(YOUR TASK):
In the forum thread below about the Cybershot HX7V, please state how much Nipun paid for the camera.

(DOCUMENT TEXT):

--*--

# Any better camera than Cybershot HX7V?



## Nipun (Jul 25, 2011)

HI!

As some of might know, I purchased a Sony Cybershot HX7V for 15600. I just want to know if there is even a better camera I *could have bought* in same price range.... Just asking if this was my best buy


----------



## sujoyp (Jul 25, 2011)

yaah saw that it other thread...congrats...I think its sufficient for u to start learning...now give me some answers..I will take a test 

1. does it have aperture priority, shutter priority , manual mode and program auto mode
2. can it record 1080p video
3. does it support SDXC cards
4. does it have a panaroma shot mode


----------



## Nipun (Jul 25, 2011)

Thanks. 

1: Whats aperture priority?  Whats Shutter Priority? 
And it has manual and program auto modes.

2: Yup, it can record at 1080. Its movie recording resolution is 1920*1080.

--*--

(PROVIDED MATERIAL):

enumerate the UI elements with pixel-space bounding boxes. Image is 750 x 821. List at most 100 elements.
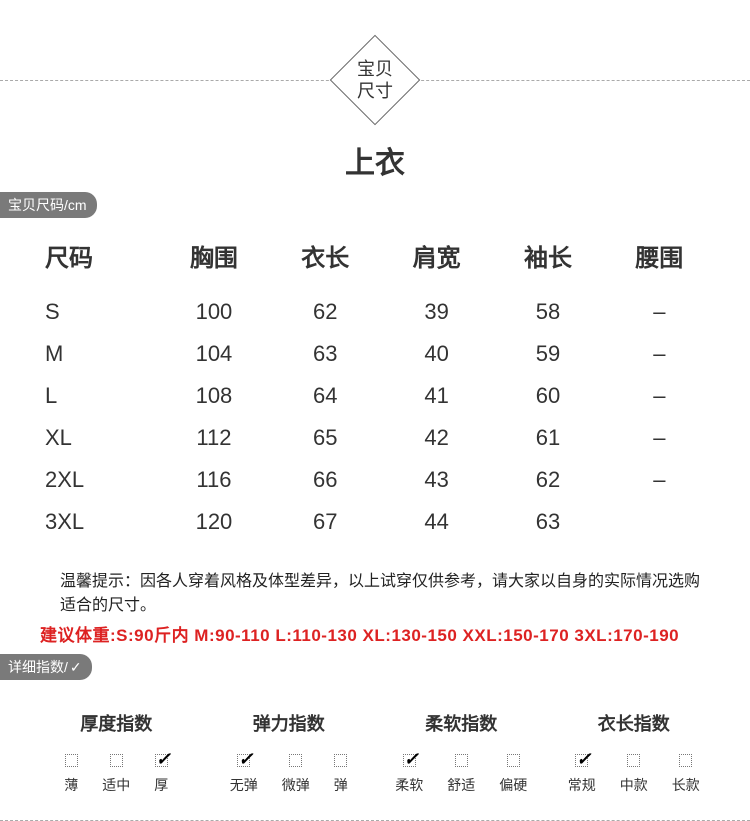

--*--

(ANSWER BELOW):
15600